[start DATASET RECORDS]

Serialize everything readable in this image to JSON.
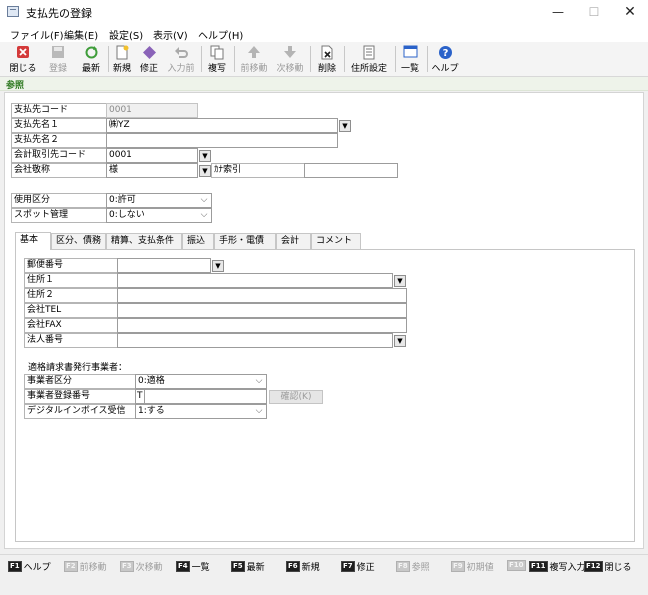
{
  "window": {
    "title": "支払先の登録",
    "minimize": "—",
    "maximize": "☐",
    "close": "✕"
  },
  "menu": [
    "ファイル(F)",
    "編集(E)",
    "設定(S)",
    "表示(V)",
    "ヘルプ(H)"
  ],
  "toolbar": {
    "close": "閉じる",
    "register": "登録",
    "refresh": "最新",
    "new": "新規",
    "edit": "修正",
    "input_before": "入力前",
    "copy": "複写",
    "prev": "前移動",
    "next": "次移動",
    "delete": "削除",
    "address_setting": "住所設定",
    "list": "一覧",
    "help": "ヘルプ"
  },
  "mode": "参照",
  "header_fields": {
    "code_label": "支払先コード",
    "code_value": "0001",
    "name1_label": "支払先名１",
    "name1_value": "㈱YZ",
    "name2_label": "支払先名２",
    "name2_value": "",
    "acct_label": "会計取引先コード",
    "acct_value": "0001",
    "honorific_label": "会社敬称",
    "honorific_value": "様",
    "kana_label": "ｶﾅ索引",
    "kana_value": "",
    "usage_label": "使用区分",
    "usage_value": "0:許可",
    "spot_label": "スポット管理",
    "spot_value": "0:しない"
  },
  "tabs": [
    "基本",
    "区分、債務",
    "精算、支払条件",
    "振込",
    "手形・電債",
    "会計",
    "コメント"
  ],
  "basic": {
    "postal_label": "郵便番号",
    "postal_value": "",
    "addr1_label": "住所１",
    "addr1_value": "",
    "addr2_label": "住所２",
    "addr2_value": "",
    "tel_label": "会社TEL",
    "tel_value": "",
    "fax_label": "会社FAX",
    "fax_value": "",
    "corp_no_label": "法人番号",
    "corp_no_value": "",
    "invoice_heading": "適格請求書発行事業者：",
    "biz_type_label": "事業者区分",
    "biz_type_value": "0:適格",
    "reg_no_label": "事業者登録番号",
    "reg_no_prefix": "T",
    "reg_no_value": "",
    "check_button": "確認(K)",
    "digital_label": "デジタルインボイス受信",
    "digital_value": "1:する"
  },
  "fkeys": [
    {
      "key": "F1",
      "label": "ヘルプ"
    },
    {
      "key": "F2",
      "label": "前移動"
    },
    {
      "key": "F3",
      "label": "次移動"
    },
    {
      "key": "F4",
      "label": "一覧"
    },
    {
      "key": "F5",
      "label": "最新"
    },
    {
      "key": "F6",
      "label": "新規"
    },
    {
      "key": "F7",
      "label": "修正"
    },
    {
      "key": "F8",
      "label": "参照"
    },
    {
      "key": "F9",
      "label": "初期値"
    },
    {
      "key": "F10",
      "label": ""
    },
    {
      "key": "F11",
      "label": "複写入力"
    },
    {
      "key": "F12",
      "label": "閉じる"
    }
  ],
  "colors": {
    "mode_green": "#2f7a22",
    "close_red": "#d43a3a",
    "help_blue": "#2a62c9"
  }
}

[end DATASET RECORDS]

■ SET EXERCISE
Reproduce each line exactly, please, except for any pictures.

■ CORRECT ANSWER
Serialize everything readable in this image to JSON.
{
  "window": {
    "title": "支払先の登録",
    "minimize": "—",
    "maximize": "☐",
    "close": "✕"
  },
  "menu": [
    "ファイル(F)",
    "編集(E)",
    "設定(S)",
    "表示(V)",
    "ヘルプ(H)"
  ],
  "toolbar": {
    "close": "閉じる",
    "register": "登録",
    "refresh": "最新",
    "new": "新規",
    "edit": "修正",
    "input_before": "入力前",
    "copy": "複写",
    "prev": "前移動",
    "next": "次移動",
    "delete": "削除",
    "address_setting": "住所設定",
    "list": "一覧",
    "help": "ヘルプ"
  },
  "mode": "参照",
  "header_fields": {
    "code_label": "支払先コード",
    "code_value": "0001",
    "name1_label": "支払先名１",
    "name1_value": "㈱YZ",
    "name2_label": "支払先名２",
    "name2_value": "",
    "acct_label": "会計取引先コード",
    "acct_value": "0001",
    "honorific_label": "会社敬称",
    "honorific_value": "様",
    "kana_label": "ｶﾅ索引",
    "kana_value": "",
    "usage_label": "使用区分",
    "usage_value": "0:許可",
    "spot_label": "スポット管理",
    "spot_value": "0:しない"
  },
  "tabs": [
    "基本",
    "区分、債務",
    "精算、支払条件",
    "振込",
    "手形・電債",
    "会計",
    "コメント"
  ],
  "basic": {
    "postal_label": "郵便番号",
    "postal_value": "",
    "addr1_label": "住所１",
    "addr1_value": "",
    "addr2_label": "住所２",
    "addr2_value": "",
    "tel_label": "会社TEL",
    "tel_value": "",
    "fax_label": "会社FAX",
    "fax_value": "",
    "corp_no_label": "法人番号",
    "corp_no_value": "",
    "invoice_heading": "適格請求書発行事業者：",
    "biz_type_label": "事業者区分",
    "biz_type_value": "0:適格",
    "reg_no_label": "事業者登録番号",
    "reg_no_prefix": "T",
    "reg_no_value": "",
    "check_button": "確認(K)",
    "digital_label": "デジタルインボイス受信",
    "digital_value": "1:する"
  },
  "fkeys": [
    {
      "key": "F1",
      "label": "ヘルプ"
    },
    {
      "key": "F2",
      "label": "前移動"
    },
    {
      "key": "F3",
      "label": "次移動"
    },
    {
      "key": "F4",
      "label": "一覧"
    },
    {
      "key": "F5",
      "label": "最新"
    },
    {
      "key": "F6",
      "label": "新規"
    },
    {
      "key": "F7",
      "label": "修正"
    },
    {
      "key": "F8",
      "label": "参照"
    },
    {
      "key": "F9",
      "label": "初期値"
    },
    {
      "key": "F10",
      "label": ""
    },
    {
      "key": "F11",
      "label": "複写入力"
    },
    {
      "key": "F12",
      "label": "閉じる"
    }
  ],
  "colors": {
    "mode_green": "#2f7a22",
    "close_red": "#d43a3a",
    "help_blue": "#2a62c9"
  }
}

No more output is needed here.